■ Task to carry out
Every line of the records below should be restated exactly.

(Collection entries)

---

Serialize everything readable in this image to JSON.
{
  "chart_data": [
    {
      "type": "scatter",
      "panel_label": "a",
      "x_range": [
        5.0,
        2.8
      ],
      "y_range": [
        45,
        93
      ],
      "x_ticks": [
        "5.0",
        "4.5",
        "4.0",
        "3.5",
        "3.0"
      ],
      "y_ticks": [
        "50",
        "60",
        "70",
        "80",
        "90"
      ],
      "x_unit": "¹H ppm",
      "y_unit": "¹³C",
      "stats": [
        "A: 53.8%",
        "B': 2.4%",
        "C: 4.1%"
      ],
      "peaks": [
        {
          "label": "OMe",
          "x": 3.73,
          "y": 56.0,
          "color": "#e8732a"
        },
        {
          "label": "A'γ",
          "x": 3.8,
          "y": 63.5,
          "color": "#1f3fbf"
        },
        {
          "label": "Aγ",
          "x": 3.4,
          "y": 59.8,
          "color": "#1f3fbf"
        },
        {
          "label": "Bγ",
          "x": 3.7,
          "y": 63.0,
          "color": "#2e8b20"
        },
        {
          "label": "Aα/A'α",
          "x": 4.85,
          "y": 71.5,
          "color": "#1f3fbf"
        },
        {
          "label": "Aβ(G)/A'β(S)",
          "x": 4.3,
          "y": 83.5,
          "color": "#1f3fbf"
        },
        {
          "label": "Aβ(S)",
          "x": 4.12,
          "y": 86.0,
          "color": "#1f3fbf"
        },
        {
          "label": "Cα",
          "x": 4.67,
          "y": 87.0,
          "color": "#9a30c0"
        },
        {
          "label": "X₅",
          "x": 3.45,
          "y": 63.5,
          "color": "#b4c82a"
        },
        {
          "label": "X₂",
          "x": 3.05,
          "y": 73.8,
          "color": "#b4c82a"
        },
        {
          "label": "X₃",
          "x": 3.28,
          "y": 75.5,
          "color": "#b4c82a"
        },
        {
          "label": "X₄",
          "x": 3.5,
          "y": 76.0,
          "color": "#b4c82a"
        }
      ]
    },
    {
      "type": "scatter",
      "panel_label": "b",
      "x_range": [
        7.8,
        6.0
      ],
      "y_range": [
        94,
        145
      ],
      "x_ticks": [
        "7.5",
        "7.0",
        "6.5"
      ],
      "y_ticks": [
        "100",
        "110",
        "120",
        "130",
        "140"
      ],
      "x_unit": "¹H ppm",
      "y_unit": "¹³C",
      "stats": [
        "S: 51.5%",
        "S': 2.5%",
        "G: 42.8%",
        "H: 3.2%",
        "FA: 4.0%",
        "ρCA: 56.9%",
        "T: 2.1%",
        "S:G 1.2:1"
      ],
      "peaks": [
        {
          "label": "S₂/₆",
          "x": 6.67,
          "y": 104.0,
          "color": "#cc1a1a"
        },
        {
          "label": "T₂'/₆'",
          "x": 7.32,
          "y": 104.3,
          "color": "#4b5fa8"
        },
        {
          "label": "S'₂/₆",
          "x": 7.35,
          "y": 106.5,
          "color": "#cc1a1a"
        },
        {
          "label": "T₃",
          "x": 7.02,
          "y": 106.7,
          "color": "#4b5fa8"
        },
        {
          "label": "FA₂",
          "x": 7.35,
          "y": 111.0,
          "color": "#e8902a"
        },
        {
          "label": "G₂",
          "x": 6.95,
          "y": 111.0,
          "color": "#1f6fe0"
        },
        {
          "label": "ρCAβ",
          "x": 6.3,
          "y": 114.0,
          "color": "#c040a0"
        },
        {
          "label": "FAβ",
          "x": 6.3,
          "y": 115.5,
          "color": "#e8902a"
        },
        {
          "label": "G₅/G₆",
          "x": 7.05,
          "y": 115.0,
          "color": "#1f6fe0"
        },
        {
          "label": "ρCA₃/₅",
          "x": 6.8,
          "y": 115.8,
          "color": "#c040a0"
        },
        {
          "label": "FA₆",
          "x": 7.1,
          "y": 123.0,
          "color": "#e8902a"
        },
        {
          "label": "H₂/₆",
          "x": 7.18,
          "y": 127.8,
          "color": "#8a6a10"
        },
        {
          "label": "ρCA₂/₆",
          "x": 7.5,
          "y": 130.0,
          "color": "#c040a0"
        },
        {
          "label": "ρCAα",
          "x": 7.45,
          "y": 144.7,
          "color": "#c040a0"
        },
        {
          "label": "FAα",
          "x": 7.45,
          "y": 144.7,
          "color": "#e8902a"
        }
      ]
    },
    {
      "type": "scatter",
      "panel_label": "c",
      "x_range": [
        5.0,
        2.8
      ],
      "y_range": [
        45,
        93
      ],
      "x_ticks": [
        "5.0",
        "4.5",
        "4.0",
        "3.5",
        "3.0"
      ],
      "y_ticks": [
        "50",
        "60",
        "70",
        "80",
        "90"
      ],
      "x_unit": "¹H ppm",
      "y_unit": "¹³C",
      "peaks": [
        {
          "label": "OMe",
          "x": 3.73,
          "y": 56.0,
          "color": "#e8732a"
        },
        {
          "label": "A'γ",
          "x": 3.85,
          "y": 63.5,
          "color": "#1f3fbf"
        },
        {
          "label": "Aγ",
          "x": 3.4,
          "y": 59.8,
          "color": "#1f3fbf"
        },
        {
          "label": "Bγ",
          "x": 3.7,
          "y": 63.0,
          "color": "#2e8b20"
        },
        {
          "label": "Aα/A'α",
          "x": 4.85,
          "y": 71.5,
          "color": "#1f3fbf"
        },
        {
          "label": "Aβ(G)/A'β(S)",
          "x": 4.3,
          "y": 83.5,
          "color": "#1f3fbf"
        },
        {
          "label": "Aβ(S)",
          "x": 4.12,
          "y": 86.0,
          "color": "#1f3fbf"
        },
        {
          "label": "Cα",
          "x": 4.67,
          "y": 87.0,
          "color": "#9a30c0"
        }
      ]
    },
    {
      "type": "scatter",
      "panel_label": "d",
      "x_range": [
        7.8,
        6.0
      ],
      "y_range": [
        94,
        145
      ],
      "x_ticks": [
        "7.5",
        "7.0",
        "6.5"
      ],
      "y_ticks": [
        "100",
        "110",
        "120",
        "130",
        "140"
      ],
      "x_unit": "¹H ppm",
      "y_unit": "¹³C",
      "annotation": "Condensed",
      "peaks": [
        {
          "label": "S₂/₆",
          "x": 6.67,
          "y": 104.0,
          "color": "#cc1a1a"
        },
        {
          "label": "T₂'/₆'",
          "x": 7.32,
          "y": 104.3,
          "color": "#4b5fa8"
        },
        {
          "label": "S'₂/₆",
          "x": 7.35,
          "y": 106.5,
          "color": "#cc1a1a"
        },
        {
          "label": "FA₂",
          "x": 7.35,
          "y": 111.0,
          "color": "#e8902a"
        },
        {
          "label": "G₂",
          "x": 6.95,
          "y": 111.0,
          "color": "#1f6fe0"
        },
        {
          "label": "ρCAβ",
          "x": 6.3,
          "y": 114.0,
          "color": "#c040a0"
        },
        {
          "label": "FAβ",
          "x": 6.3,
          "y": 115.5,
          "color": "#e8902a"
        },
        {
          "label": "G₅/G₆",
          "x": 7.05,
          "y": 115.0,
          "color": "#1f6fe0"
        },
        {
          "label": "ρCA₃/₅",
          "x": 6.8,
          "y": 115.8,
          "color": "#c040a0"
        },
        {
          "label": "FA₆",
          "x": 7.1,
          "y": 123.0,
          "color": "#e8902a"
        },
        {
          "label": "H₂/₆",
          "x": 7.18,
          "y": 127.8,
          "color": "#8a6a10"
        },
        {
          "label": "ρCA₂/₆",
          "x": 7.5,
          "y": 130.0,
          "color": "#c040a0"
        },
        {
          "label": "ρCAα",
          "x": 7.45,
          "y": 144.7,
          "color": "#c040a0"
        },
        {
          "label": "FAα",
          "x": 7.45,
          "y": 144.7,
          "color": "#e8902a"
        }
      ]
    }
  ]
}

---

■ Finished answer
Serialize everything readable in this image to JSON.
{
  "chart_data": [
    {
      "type": "scatter",
      "panel_label": "a",
      "x_range": [
        5.0,
        2.8
      ],
      "y_range": [
        45,
        93
      ],
      "x_ticks": [
        "5.0",
        "4.5",
        "4.0",
        "3.5",
        "3.0"
      ],
      "y_ticks": [
        "50",
        "60",
        "70",
        "80",
        "90"
      ],
      "x_unit": "¹H ppm",
      "y_unit": "¹³C",
      "stats": [
        "A: 53.8%",
        "B': 2.4%",
        "C: 4.1%"
      ],
      "peaks": [
        {
          "label": "OMe",
          "x": 3.73,
          "y": 56.0,
          "color": "#e8732a"
        },
        {
          "label": "A'γ",
          "x": 3.8,
          "y": 63.5,
          "color": "#1f3fbf"
        },
        {
          "label": "Aγ",
          "x": 3.4,
          "y": 59.8,
          "color": "#1f3fbf"
        },
        {
          "label": "Bγ",
          "x": 3.7,
          "y": 63.0,
          "color": "#2e8b20"
        },
        {
          "label": "Aα/A'α",
          "x": 4.85,
          "y": 71.5,
          "color": "#1f3fbf"
        },
        {
          "label": "Aβ(G)/A'β(S)",
          "x": 4.3,
          "y": 83.5,
          "color": "#1f3fbf"
        },
        {
          "label": "Aβ(S)",
          "x": 4.12,
          "y": 86.0,
          "color": "#1f3fbf"
        },
        {
          "label": "Cα",
          "x": 4.67,
          "y": 87.0,
          "color": "#9a30c0"
        },
        {
          "label": "X₅",
          "x": 3.45,
          "y": 63.5,
          "color": "#b4c82a"
        },
        {
          "label": "X₂",
          "x": 3.05,
          "y": 73.8,
          "color": "#b4c82a"
        },
        {
          "label": "X₃",
          "x": 3.28,
          "y": 75.5,
          "color": "#b4c82a"
        },
        {
          "label": "X₄",
          "x": 3.5,
          "y": 76.0,
          "color": "#b4c82a"
        }
      ]
    },
    {
      "type": "scatter",
      "panel_label": "b",
      "x_range": [
        7.8,
        6.0
      ],
      "y_range": [
        94,
        145
      ],
      "x_ticks": [
        "7.5",
        "7.0",
        "6.5"
      ],
      "y_ticks": [
        "100",
        "110",
        "120",
        "130",
        "140"
      ],
      "x_unit": "¹H ppm",
      "y_unit": "¹³C",
      "stats": [
        "S: 51.5%",
        "S': 2.5%",
        "G: 42.8%",
        "H: 3.2%",
        "FA: 4.0%",
        "ρCA: 56.9%",
        "T: 2.1%",
        "S:G 1.2:1"
      ],
      "peaks": [
        {
          "label": "S₂/₆",
          "x": 6.67,
          "y": 104.0,
          "color": "#cc1a1a"
        },
        {
          "label": "T₂'/₆'",
          "x": 7.32,
          "y": 104.3,
          "color": "#4b5fa8"
        },
        {
          "label": "S'₂/₆",
          "x": 7.35,
          "y": 106.5,
          "color": "#cc1a1a"
        },
        {
          "label": "T₃",
          "x": 7.02,
          "y": 106.7,
          "color": "#4b5fa8"
        },
        {
          "label": "FA₂",
          "x": 7.35,
          "y": 111.0,
          "color": "#e8902a"
        },
        {
          "label": "G₂",
          "x": 6.95,
          "y": 111.0,
          "color": "#1f6fe0"
        },
        {
          "label": "ρCAβ",
          "x": 6.3,
          "y": 114.0,
          "color": "#c040a0"
        },
        {
          "label": "FAβ",
          "x": 6.3,
          "y": 115.5,
          "color": "#e8902a"
        },
        {
          "label": "G₅/G₆",
          "x": 7.05,
          "y": 115.0,
          "color": "#1f6fe0"
        },
        {
          "label": "ρCA₃/₅",
          "x": 6.8,
          "y": 115.8,
          "color": "#c040a0"
        },
        {
          "label": "FA₆",
          "x": 7.1,
          "y": 123.0,
          "color": "#e8902a"
        },
        {
          "label": "H₂/₆",
          "x": 7.18,
          "y": 127.8,
          "color": "#8a6a10"
        },
        {
          "label": "ρCA₂/₆",
          "x": 7.5,
          "y": 130.0,
          "color": "#c040a0"
        },
        {
          "label": "ρCAα",
          "x": 7.45,
          "y": 144.7,
          "color": "#c040a0"
        },
        {
          "label": "FAα",
          "x": 7.45,
          "y": 144.7,
          "color": "#e8902a"
        }
      ]
    },
    {
      "type": "scatter",
      "panel_label": "c",
      "x_range": [
        5.0,
        2.8
      ],
      "y_range": [
        45,
        93
      ],
      "x_ticks": [
        "5.0",
        "4.5",
        "4.0",
        "3.5",
        "3.0"
      ],
      "y_ticks": [
        "50",
        "60",
        "70",
        "80",
        "90"
      ],
      "x_unit": "¹H ppm",
      "y_unit": "¹³C",
      "peaks": [
        {
          "label": "OMe",
          "x": 3.73,
          "y": 56.0,
          "color": "#e8732a"
        },
        {
          "label": "A'γ",
          "x": 3.85,
          "y": 63.5,
          "color": "#1f3fbf"
        },
        {
          "label": "Aγ",
          "x": 3.4,
          "y": 59.8,
          "color": "#1f3fbf"
        },
        {
          "label": "Bγ",
          "x": 3.7,
          "y": 63.0,
          "color": "#2e8b20"
        },
        {
          "label": "Aα/A'α",
          "x": 4.85,
          "y": 71.5,
          "color": "#1f3fbf"
        },
        {
          "label": "Aβ(G)/A'β(S)",
          "x": 4.3,
          "y": 83.5,
          "color": "#1f3fbf"
        },
        {
          "label": "Aβ(S)",
          "x": 4.12,
          "y": 86.0,
          "color": "#1f3fbf"
        },
        {
          "label": "Cα",
          "x": 4.67,
          "y": 87.0,
          "color": "#9a30c0"
        }
      ]
    },
    {
      "type": "scatter",
      "panel_label": "d",
      "x_range": [
        7.8,
        6.0
      ],
      "y_range": [
        94,
        145
      ],
      "x_ticks": [
        "7.5",
        "7.0",
        "6.5"
      ],
      "y_ticks": [
        "100",
        "110",
        "120",
        "130",
        "140"
      ],
      "x_unit": "¹H ppm",
      "y_unit": "¹³C",
      "annotation": "Condensed",
      "peaks": [
        {
          "label": "S₂/₆",
          "x": 6.67,
          "y": 104.0,
          "color": "#cc1a1a"
        },
        {
          "label": "T₂'/₆'",
          "x": 7.32,
          "y": 104.3,
          "color": "#4b5fa8"
        },
        {
          "label": "S'₂/₆",
          "x": 7.35,
          "y": 106.5,
          "color": "#cc1a1a"
        },
        {
          "label": "FA₂",
          "x": 7.35,
          "y": 111.0,
          "color": "#e8902a"
        },
        {
          "label": "G₂",
          "x": 6.95,
          "y": 111.0,
          "color": "#1f6fe0"
        },
        {
          "label": "ρCAβ",
          "x": 6.3,
          "y": 114.0,
          "color": "#c040a0"
        },
        {
          "label": "FAβ",
          "x": 6.3,
          "y": 115.5,
          "color": "#e8902a"
        },
        {
          "label": "G₅/G₆",
          "x": 7.05,
          "y": 115.0,
          "color": "#1f6fe0"
        },
        {
          "label": "ρCA₃/₅",
          "x": 6.8,
          "y": 115.8,
          "color": "#c040a0"
        },
        {
          "label": "FA₆",
          "x": 7.1,
          "y": 123.0,
          "color": "#e8902a"
        },
        {
          "label": "H₂/₆",
          "x": 7.18,
          "y": 127.8,
          "color": "#8a6a10"
        },
        {
          "label": "ρCA₂/₆",
          "x": 7.5,
          "y": 130.0,
          "color": "#c040a0"
        },
        {
          "label": "ρCAα",
          "x": 7.45,
          "y": 144.7,
          "color": "#c040a0"
        },
        {
          "label": "FAα",
          "x": 7.45,
          "y": 144.7,
          "color": "#e8902a"
        }
      ]
    }
  ]
}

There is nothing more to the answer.